**What is expected:** Render every line of the items below as one string in a JSON list, leaving out any blank lines.

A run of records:
-=-=-=-=-
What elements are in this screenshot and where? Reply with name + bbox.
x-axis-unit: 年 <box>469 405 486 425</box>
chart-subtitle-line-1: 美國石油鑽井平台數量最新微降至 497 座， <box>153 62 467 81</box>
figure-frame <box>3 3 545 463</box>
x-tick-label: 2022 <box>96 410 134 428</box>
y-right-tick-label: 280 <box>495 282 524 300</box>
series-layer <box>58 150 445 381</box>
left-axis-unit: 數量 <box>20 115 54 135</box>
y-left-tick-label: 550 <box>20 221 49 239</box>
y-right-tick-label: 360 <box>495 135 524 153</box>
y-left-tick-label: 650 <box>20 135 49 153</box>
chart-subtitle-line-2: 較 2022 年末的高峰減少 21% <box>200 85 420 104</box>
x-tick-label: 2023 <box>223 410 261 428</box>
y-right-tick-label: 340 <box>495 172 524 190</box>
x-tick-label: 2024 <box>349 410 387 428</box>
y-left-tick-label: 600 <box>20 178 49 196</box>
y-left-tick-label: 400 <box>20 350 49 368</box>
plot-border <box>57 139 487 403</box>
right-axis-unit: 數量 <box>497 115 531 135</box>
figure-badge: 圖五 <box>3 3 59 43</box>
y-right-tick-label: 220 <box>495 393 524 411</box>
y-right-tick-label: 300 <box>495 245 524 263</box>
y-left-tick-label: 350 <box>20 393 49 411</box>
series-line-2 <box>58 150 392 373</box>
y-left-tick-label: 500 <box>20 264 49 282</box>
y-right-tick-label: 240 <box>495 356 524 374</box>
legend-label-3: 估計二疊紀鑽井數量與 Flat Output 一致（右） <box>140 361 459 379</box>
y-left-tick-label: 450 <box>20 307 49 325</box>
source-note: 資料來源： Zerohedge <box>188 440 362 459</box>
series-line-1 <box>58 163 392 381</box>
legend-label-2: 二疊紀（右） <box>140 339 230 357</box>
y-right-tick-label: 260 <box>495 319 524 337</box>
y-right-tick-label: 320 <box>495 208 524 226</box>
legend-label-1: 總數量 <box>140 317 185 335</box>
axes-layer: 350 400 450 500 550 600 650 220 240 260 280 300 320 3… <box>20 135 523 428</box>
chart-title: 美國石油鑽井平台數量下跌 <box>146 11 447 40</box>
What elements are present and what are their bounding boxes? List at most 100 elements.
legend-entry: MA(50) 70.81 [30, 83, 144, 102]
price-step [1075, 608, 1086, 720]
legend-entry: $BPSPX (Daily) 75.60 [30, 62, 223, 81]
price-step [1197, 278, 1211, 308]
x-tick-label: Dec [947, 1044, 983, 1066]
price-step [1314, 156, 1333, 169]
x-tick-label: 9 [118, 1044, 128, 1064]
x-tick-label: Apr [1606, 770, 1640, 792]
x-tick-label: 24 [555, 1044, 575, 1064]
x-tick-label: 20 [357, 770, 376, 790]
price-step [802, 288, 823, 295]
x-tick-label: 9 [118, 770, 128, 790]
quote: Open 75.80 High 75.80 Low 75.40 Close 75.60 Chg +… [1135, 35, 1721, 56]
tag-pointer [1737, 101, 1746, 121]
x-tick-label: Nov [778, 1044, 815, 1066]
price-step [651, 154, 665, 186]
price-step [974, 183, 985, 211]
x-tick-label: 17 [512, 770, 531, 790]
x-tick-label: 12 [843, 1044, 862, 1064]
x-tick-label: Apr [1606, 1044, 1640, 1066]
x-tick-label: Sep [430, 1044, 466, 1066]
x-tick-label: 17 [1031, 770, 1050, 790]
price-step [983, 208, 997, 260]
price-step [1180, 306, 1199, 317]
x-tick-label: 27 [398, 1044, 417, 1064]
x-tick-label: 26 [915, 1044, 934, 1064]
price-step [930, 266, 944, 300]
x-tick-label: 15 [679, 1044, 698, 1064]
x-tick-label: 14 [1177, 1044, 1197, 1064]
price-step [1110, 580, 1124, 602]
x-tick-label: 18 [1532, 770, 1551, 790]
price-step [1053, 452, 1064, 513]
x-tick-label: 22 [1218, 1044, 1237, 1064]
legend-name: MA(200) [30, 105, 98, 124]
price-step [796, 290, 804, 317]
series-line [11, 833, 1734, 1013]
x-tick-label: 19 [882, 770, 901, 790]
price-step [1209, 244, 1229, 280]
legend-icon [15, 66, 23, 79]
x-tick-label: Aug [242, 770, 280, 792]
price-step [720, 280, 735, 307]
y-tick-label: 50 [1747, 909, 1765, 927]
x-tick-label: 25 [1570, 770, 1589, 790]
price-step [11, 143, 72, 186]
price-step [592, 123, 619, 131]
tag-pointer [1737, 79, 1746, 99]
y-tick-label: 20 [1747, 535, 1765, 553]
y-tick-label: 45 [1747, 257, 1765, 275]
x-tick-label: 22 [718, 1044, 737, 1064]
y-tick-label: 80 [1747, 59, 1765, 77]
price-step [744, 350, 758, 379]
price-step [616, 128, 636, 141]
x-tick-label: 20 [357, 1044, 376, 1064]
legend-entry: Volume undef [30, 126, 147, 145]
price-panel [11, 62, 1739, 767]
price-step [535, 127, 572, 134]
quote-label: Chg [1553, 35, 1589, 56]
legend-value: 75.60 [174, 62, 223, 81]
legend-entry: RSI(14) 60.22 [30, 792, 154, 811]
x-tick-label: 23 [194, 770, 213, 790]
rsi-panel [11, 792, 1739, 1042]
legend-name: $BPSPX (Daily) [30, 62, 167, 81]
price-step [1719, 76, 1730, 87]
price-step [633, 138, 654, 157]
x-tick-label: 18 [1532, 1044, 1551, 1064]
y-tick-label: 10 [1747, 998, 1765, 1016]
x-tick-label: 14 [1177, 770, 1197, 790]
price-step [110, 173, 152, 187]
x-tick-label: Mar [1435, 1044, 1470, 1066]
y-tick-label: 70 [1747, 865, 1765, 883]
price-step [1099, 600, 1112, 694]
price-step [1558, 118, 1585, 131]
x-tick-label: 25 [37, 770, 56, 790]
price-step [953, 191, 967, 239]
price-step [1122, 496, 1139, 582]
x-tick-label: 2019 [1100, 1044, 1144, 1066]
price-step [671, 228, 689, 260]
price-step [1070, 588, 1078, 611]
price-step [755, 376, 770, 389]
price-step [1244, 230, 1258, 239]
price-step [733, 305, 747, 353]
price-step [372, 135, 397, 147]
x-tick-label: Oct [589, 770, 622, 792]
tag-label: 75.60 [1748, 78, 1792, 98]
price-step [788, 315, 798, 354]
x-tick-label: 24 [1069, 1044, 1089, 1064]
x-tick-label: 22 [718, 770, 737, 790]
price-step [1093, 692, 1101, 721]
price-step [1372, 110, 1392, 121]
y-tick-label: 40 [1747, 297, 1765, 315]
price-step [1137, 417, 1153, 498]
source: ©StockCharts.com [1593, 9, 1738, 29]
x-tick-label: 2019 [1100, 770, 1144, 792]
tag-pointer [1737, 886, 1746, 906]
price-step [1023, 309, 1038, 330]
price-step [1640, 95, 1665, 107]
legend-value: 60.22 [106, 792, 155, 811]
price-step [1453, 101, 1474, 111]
-=-=-=-=-
**Reply to the exercise:**
[
  "What elements are in this screenshot and where? Reply with name + bbox.",
  "x-axis-unit: 年 <box>469 405 486 425</box>",
  "chart-subtitle-line-1: 美國石油鑽井平台數量最新微降至 497 座， <box>153 62 467 81</box>",
  "figure-frame <box>3 3 545 463</box>",
  "x-tick-label: 2022 <box>96 410 134 428</box>",
  "y-right-tick-label: 280 <box>495 282 524 300</box>",
  "series-layer <box>58 150 445 381</box>",
  "left-axis-unit: 數量 <box>20 115 54 135</box>",
  "y-left-tick-label: 550 <box>20 221 49 239</box>",
  "y-right-tick-label: 360 <box>495 135 524 153</box>",
  "y-left-tick-label: 650 <box>20 135 49 153</box>",
  "chart-subtitle-line-2: 較 2022 年末的高峰減少 21% <box>200 85 420 104</box>",
  "x-tick-label: 2023 <box>223 410 261 428</box>",
  "y-right-tick-label: 340 <box>495 172 524 190</box>",
  "x-tick-label: 2024 <box>349 410 387 428</box>",
  "y-left-tick-label: 600 <box>20 178 49 196</box>",
  "y-left-tick-label: 400 <box>20 350 49 368</box>",
  "plot-border <box>57 139 487 403</box>",
  "right-axis-unit: 數量 <box>497 115 531 135</box>",
  "figure-badge: 圖五 <box>3 3 59 43</box>",
  "y-right-tick-label: 220 <box>495 393 524 411</box>",
  "y-right-tick-label: 300 <box>495 245 524 263</box>",
  "y-left-tick-label: 350 <box>20 393 49 411</box>",
  "series-line-2 <box>58 150 392 373</box>",
  "y-left-tick-label: 500 <box>20 264 49 282</box>",
  "y-right-tick-label: 240 <box>495 356 524 374</box>",
  "legend-label-3: 估計二疊紀鑽井數量與 Flat Output 一致（右） <box>140 361 459 379</box>",
  "y-left-tick-label: 450 <box>20 307 49 325</box>",
  "source-note: 資料來源： Zerohedge <box>188 440 362 459</box>",
  "series-line-1 <box>58 163 392 381</box>",
  "legend-label-2: 二疊紀（右） <box>140 339 230 357</box>",
  "y-right-tick-label: 260 <box>495 319 524 337</box>",
  "y-right-tick-label: 320 <box>495 208 524 226</box>",
  "legend-label-1: 總數量 <box>140 317 185 335</box>",
  "axes-layer: 350 400 450 500 550 600 650 220 240 260 280 300 320 3… <box>20 135 523 428</box>",
  "chart-title: 美國石油鑽井平台數量下跌 <box>146 11 447 40</box>",
  "What elements are present and what are their bounding boxes? List at most 100 elements.",
  "legend-entry: MA(50) 70.81 [30, 83, 144, 102]",
  "price-step [1075, 608, 1086, 720]",
  "legend-entry: $BPSPX (Daily) 75.60 [30, 62, 223, 81]",
  "price-step [1197, 278, 1211, 308]",
  "x-tick-label: Dec [947, 1044, 983, 1066]",
  "price-step [1314, 156, 1333, 169]",
  "x-tick-label: 9 [118, 1044, 128, 1064]",
  "x-tick-label: Apr [1606, 770, 1640, 792]",
  "x-tick-label: 24 [555, 1044, 575, 1064]",
  "x-tick-label: 20 [357, 770, 376, 790]",
  "price-step [802, 288, 823, 295]",
  "x-tick-label: 9 [118, 770, 128, 790]",
  "quote: Open 75.80 High 75.80 Low 75.40 Close 75.60 Chg +… [1135, 35, 1721, 56]",
  "tag-pointer [1737, 101, 1746, 121]",
  "x-tick-label: Nov [778, 1044, 815, 1066]",
  "price-step [651, 154, 665, 186]",
  "price-step [974, 183, 985, 211]",
  "x-tick-label: 17 [512, 770, 531, 790]",
  "x-tick-label: 12 [843, 1044, 862, 1064]",
  "x-tick-label: Apr [1606, 1044, 1640, 1066]",
  "x-tick-label: Sep [430, 1044, 466, 1066]",
  "x-tick-label: 17 [1031, 770, 1050, 790]",
  "price-step [983, 208, 997, 260]",
  "price-step [1180, 306, 1199, 317]",
  "x-tick-label: 27 [398, 1044, 417, 1064]",
  "x-tick-label: 26 [915, 1044, 934, 1064]",
  "price-step [930, 266, 944, 300]",
  "x-tick-label: 15 [679, 1044, 698, 1064]",
  "x-tick-label: 14 [1177, 1044, 1197, 1064]",
  "price-step [1110, 580, 1124, 602]",
  "x-tick-label: 18 [1532, 770, 1551, 790]",
  "price-step [1053, 452, 1064, 513]",
  "x-tick-label: 22 [1218, 1044, 1237, 1064]",
  "legend-name: MA(200) [30, 105, 98, 124]",
  "price-step [796, 290, 804, 317]",
  "series-line [11, 833, 1734, 1013]",
  "x-tick-label: 19 [882, 770, 901, 790]",
  "price-step [1209, 244, 1229, 280]",
  "legend-icon [15, 66, 23, 79]",
  "x-tick-label: Aug [242, 770, 280, 792]",
  "price-step [720, 280, 735, 307]",
  "y-tick-label: 50 [1747, 909, 1765, 927]",
  "x-tick-label: 25 [1570, 770, 1589, 790]",
  "price-step [11, 143, 72, 186]",
  "price-step [592, 123, 619, 131]",
  "tag-pointer [1737, 79, 1746, 99]",
  "y-tick-label: 20 [1747, 535, 1765, 553]",
  "y-tick-label: 45 [1747, 257, 1765, 275]",
  "x-tick-label: 22 [718, 1044, 737, 1064]",
  "y-tick-label: 80 [1747, 59, 1765, 77]",
  "price-step [744, 350, 758, 379]",
  "price-step [616, 128, 636, 141]",
  "x-tick-label: 20 [357, 1044, 376, 1064]",
  "legend-entry: Volume undef [30, 126, 147, 145]",
  "price-panel [11, 62, 1739, 767]",
  "price-step [535, 127, 572, 134]",
  "quote-label: Chg [1553, 35, 1589, 56]",
  "legend-value: 75.60 [174, 62, 223, 81]",
  "legend-entry: RSI(14) 60.22 [30, 792, 154, 811]",
  "x-tick-label: 23 [194, 770, 213, 790]",
  "rsi-panel [11, 792, 1739, 1042]",
  "legend-name: $BPSPX (Daily) [30, 62, 167, 81]",
  "price-step [1719, 76, 1730, 87]",
  "price-step [633, 138, 654, 157]",
  "x-tick-label: 18 [1532, 1044, 1551, 1064]",
  "y-tick-label: 10 [1747, 998, 1765, 1016]",
  "x-tick-label: 14 [1177, 770, 1197, 790]",
  "price-step [110, 173, 152, 187]",
  "x-tick-label: Mar [1435, 1044, 1470, 1066]",
  "y-tick-label: 70 [1747, 865, 1765, 883]",
  "price-step [1099, 600, 1112, 694]",
  "price-step [1558, 118, 1585, 131]",
  "x-tick-label: 25 [37, 770, 56, 790]",
  "price-step [953, 191, 967, 239]",
  "price-step [1122, 496, 1139, 582]",
  "x-tick-label: 2019 [1100, 1044, 1144, 1066]",
  "price-step [671, 228, 689, 260]",
  "price-step [1070, 588, 1078, 611]",
  "price-step [755, 376, 770, 389]",
  "price-step [1244, 230, 1258, 239]",
  "price-step [733, 305, 747, 353]",
  "price-step [372, 135, 397, 147]",
  "x-tick-label: Oct [589, 770, 622, 792]",
  "tag-label: 75.60 [1748, 78, 1792, 98]",
  "price-step [788, 315, 798, 354]",
  "x-tick-label: 24 [1069, 1044, 1089, 1064]",
  "x-tick-label: 22 [718, 770, 737, 790]",
  "price-step [1093, 692, 1101, 721]",
  "price-step [1372, 110, 1392, 121]",
  "y-tick-label: 40 [1747, 297, 1765, 315]",
  "price-step [1137, 417, 1153, 498]",
  "source: ©StockCharts.com [1593, 9, 1738, 29]",
  "x-tick-label: 2019 [1100, 770, 1144, 792]",
  "tag-pointer [1737, 886, 1746, 906]",
  "price-step [1023, 309, 1038, 330]",
  "price-step [1640, 95, 1665, 107]",
  "legend-value: 60.22 [106, 792, 155, 811]",
  "price-step [1453, 101, 1474, 111]"
]